Draw out every line with the word "站的火车票价" from the listing below.

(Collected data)
-------

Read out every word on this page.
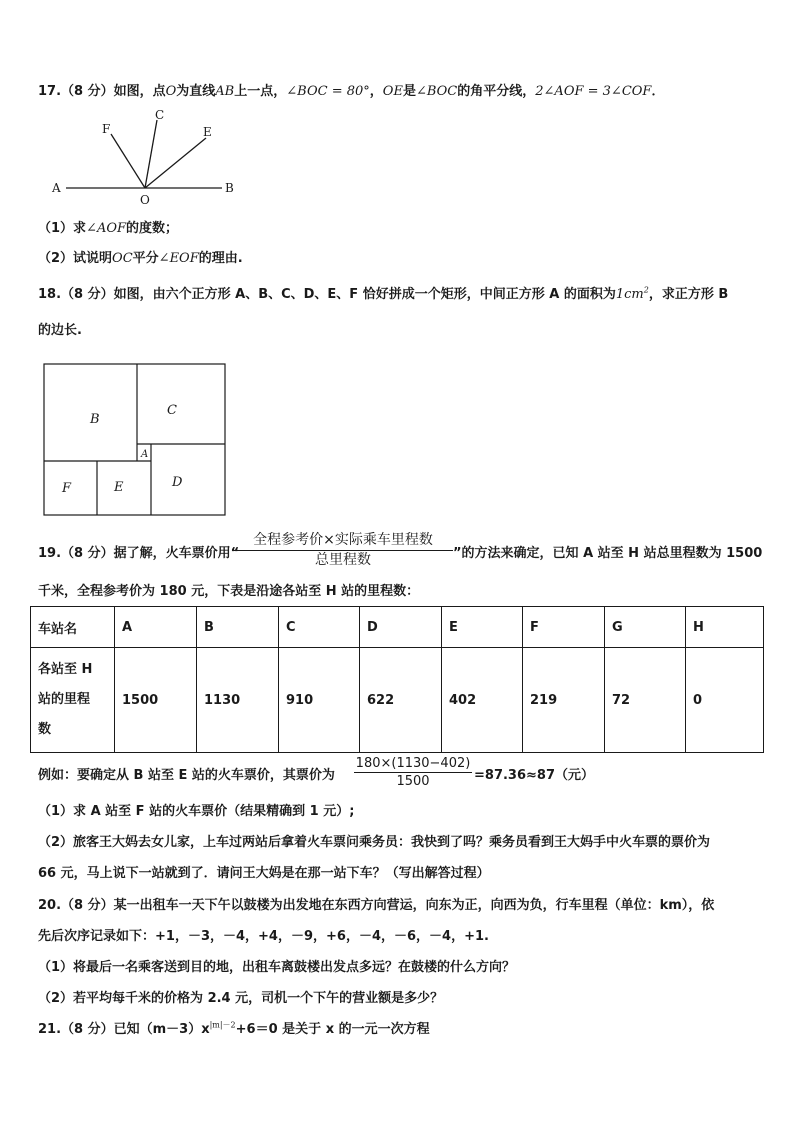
17.（8 分）如图，点O为直线AB上一点，∠BOC = 80°，OE是∠BOC的角平分线，2∠AOF = 3∠COF．
A	B
O
F
C
E
（1）求∠AOF的度数；
（2）试说明OC平分∠EOF的理由.
18.（8 分）如图，由六个正方形 A、B、C、D、E、F 恰好拼成一个矩形，中间正方形 A 的面积为$1cm^2$，求正方形 B
的边长.
B
C
A
D
E
F
19.（8 分）据了解，火车票价用“
全程参考价×实际乘车里程数
总里程数	”的方法来确定，已知 A 站至 H 站总里程数为 1500
千米，全程参考价为 180 元，下表是沿途各站至 H 站的里程数：
车站名	A	B	C	D	E	F	G	H

各站至 H 站的里程数	1500	1130	910	622	402	219	72	0
例如：要确定从 B 站至 E 站的火车票价，其票价为 $\frac{180\times(1130-402)}{1500} =87.36\approx 87$（元）
（1）求 A 站至 F 站的火车票价（结果精确到 1 元）;
（2）旅客王大妈去女儿家，上车过两站后拿着火车票问乘务员：我快到了吗？乘务员看到王大妈手中火车票的票价为
66 元，马上说下一站就到了．请问王大妈是在那一站下车？（写出解答过程）
20.（8 分）某一出租车一天下午以鼓楼为出发地在东西方向营运，向东为正，向西为负，行车里程（单位：km），依
先后次序记录如下：+1，－3，－4，+4，－9，+6，－4，－6，－4，+1.
（1）将最后一名乘客送到目的地，出租车离鼓楼出发点多远？在鼓楼的什么方向？
（2）若平均每千米的价格为 2.4 元，司机一个下午的营业额是多少？
21.（8 分）已知$(m-3)x^{|m|-2}+6=0$ 是关于 x 的一元一次方程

-------

Answer below -
例如：要确定从 B 站至 E 站的火车票价，其票价为 $\frac{180\times(1130-402)}{1500} =87.36\approx 87$（元）
（1）求 A 站至 F 站的火车票价（结果精确到 1 元）;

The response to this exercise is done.